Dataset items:
** Begin **

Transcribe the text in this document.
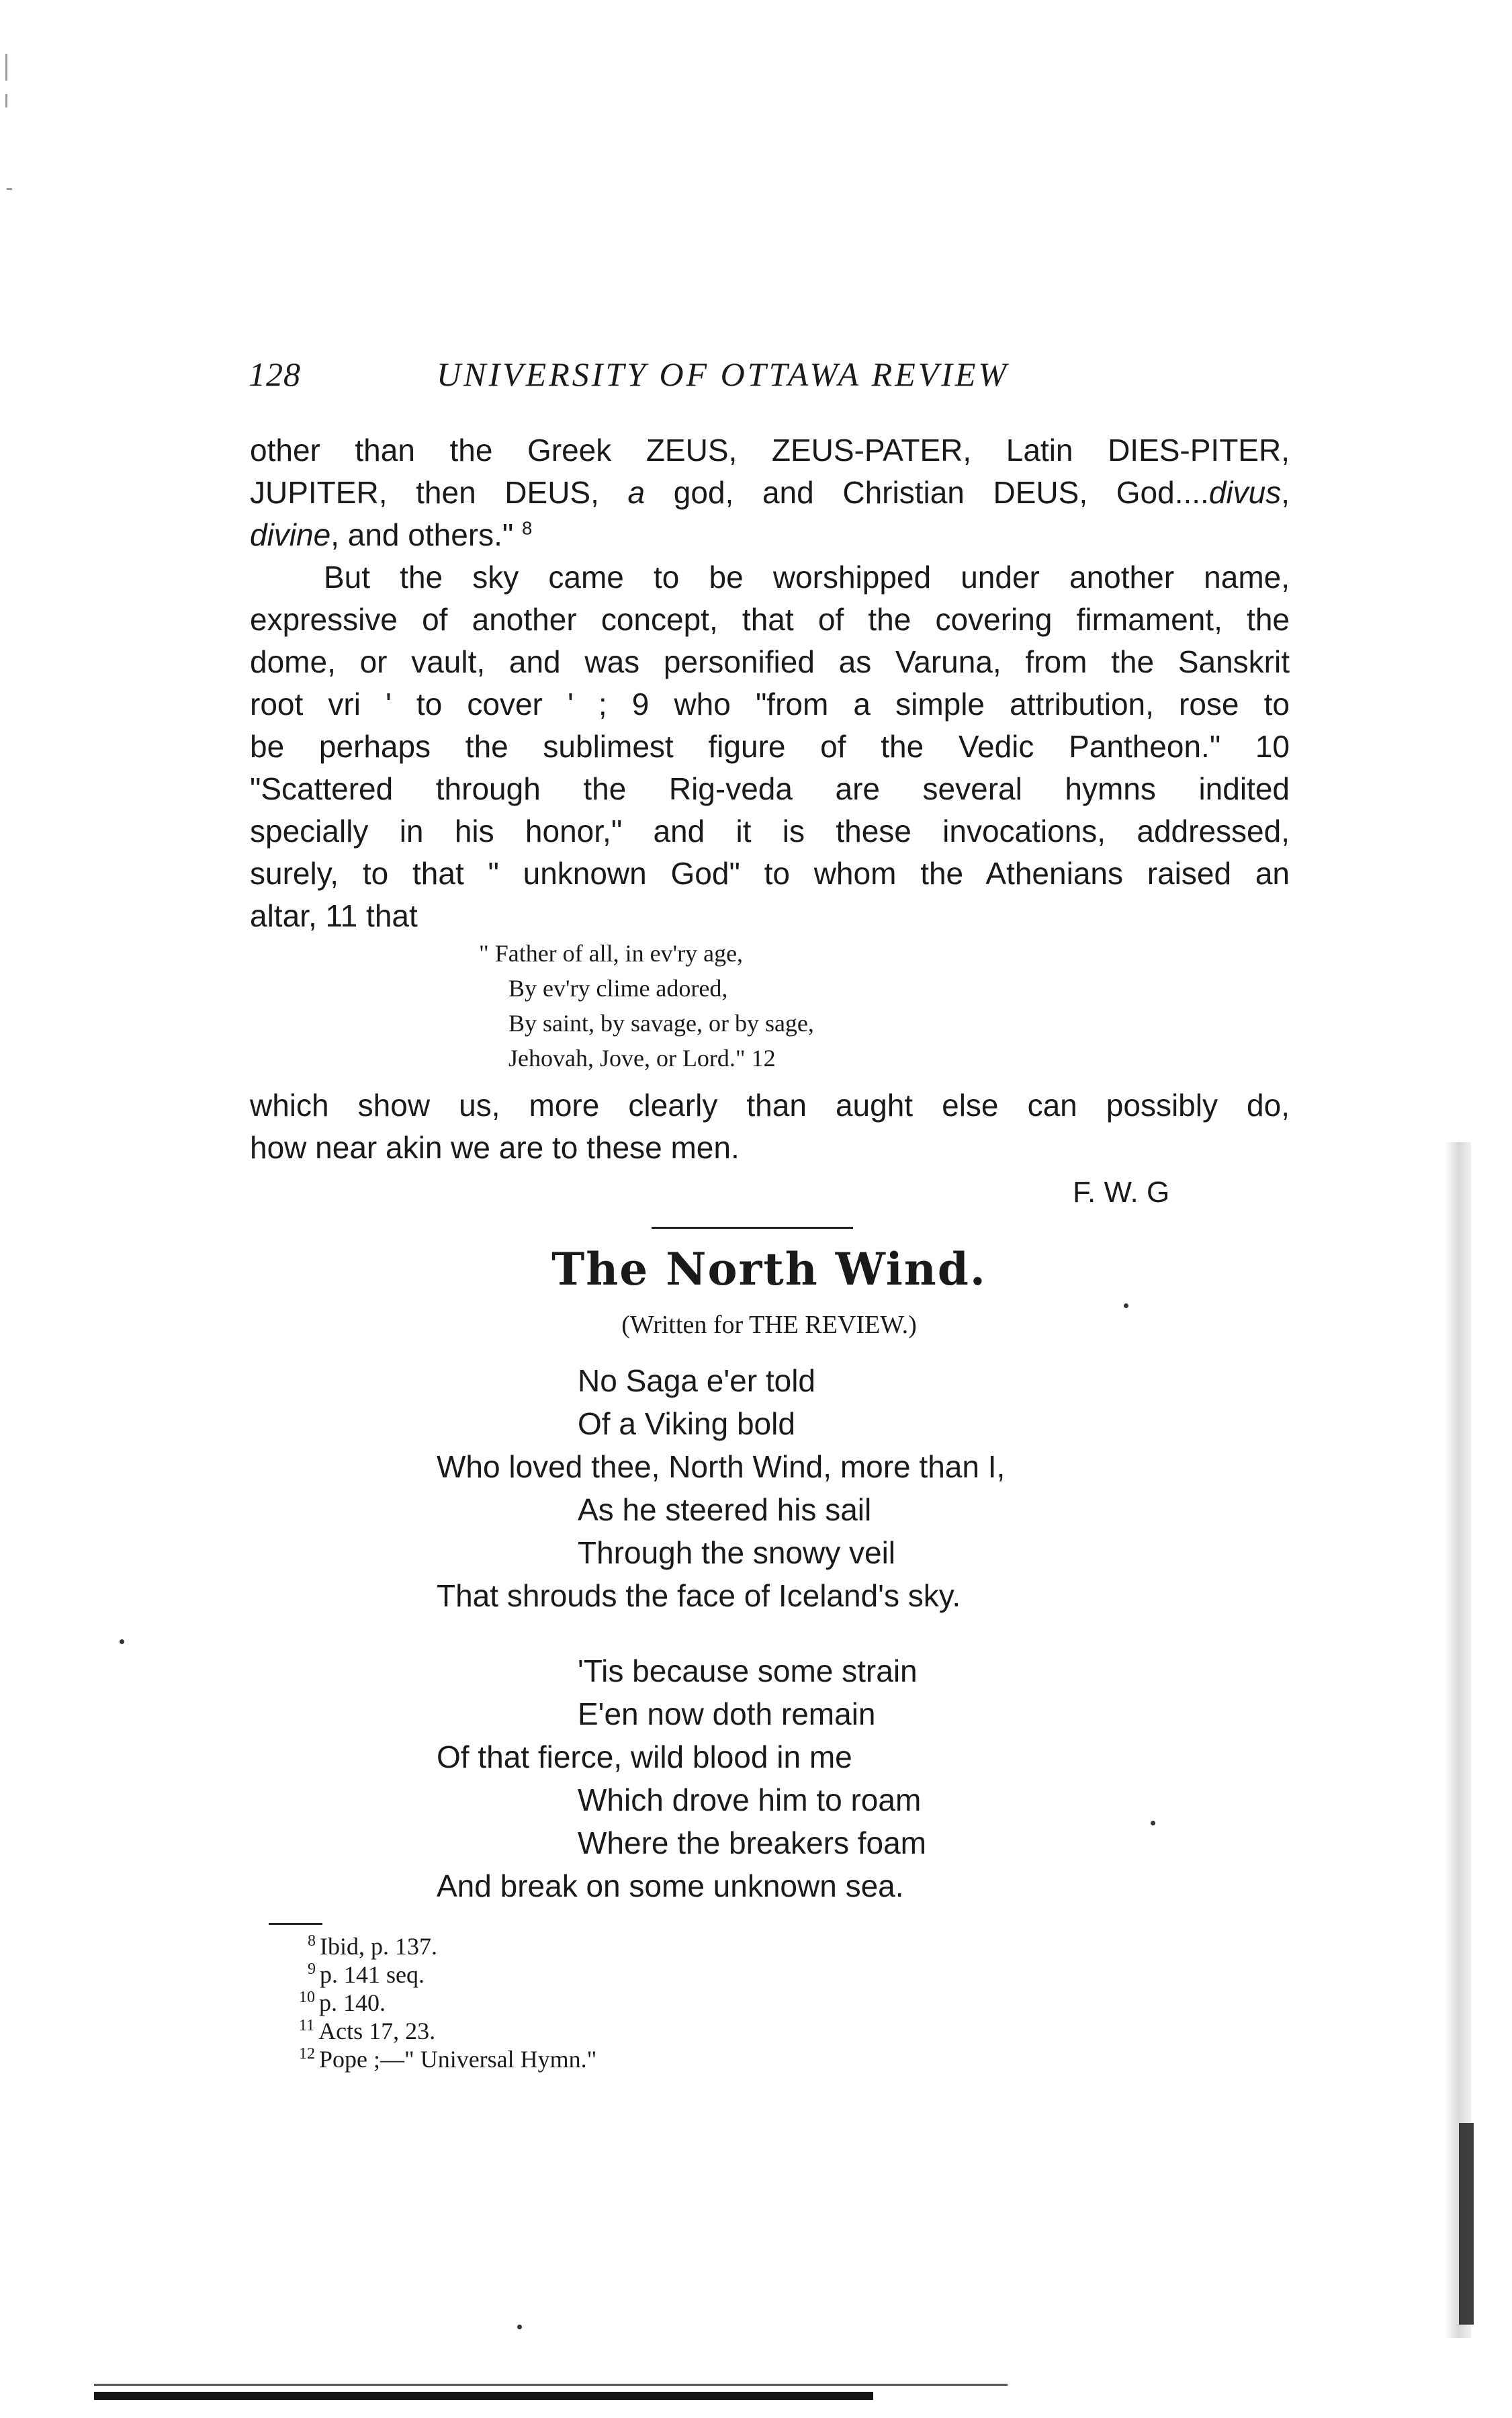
128	UNIVERSITY OF OTTAWA REVIEW
other than the Greek ZEUS, ZEUS-PATER, Latin DIES-PITER,
JUPITER, then DEUS, a god, and Christian DEUS, God....divus,
divine, and others." $^8$
But the sky came to be worshipped under another name,
expressive of another concept, that of the covering firmament, the
dome, or vault, and was personified as Varuna, from the Sanskrit
root vri ' to cover ' ; 9 who "from a simple attribution, rose to
be perhaps the sublimest figure of the Vedic Pantheon." 10
"Scattered through the Rig-veda are several hymns indited
specially in his honor," and it is these invocations, addressed,
surely, to that " unknown God" to whom the Athenians raised an
altar, 11 that
" Father of all, in ev'ry age,
By ev'ry clime adored,
By saint, by savage, or by sage,
Jehovah, Jove, or Lord." 12
which show us, more clearly than aught else can possibly do,
how near akin we are to these men.
F. W. G
The North Wind.
(Written for THE REVIEW.)
No Saga e'er told
Of a Viking bold
Who loved thee, North Wind, more than I,
As he steered his sail
Through the snowy veil
That shrouds the face of Iceland's sky.
'Tis because some strain
E'en now doth remain
Of that fierce, wild blood in me
Which drove him to roam
Where the breakers foam
And break on some unknown sea.
8 Ibid, p. 137.
9 p. 141 seq.
10 p. 140.
11 Acts 17, 23.
12 Pope ;—" Universal Hymn."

** End **

# Task description
Copy out all the records exactly, excluding pictures.

# The response
Transcribe the text in this document.
128	UNIVERSITY OF OTTAWA REVIEW
other than the Greek ZEUS, ZEUS-PATER, Latin DIES-PITER,
JUPITER, then DEUS, a god, and Christian DEUS, God....divus,
divine, and others." $^8$
But the sky came to be worshipped under another name,
expressive of another concept, that of the covering firmament, the
dome, or vault, and was personified as Varuna, from the Sanskrit
root vri ' to cover ' ; 9 who "from a simple attribution, rose to
be perhaps the sublimest figure of the Vedic Pantheon." 10
"Scattered through the Rig-veda are several hymns indited
specially in his honor," and it is these invocations, addressed,
surely, to that " unknown God" to whom the Athenians raised an
altar, 11 that
" Father of all, in ev'ry age,
By ev'ry clime adored,
By saint, by savage, or by sage,
Jehovah, Jove, or Lord." 12
which show us, more clearly than aught else can possibly do,
how near akin we are to these men.
F. W. G
The North Wind.
(Written for THE REVIEW.)
No Saga e'er told
Of a Viking bold
Who loved thee, North Wind, more than I,
As he steered his sail
Through the snowy veil
That shrouds the face of Iceland's sky.
'Tis because some strain
E'en now doth remain
Of that fierce, wild blood in me
Which drove him to roam
Where the breakers foam
And break on some unknown sea.
8 Ibid, p. 137.
9 p. 141 seq.
10 p. 140.
11 Acts 17, 23.
12 Pope ;—" Universal Hymn."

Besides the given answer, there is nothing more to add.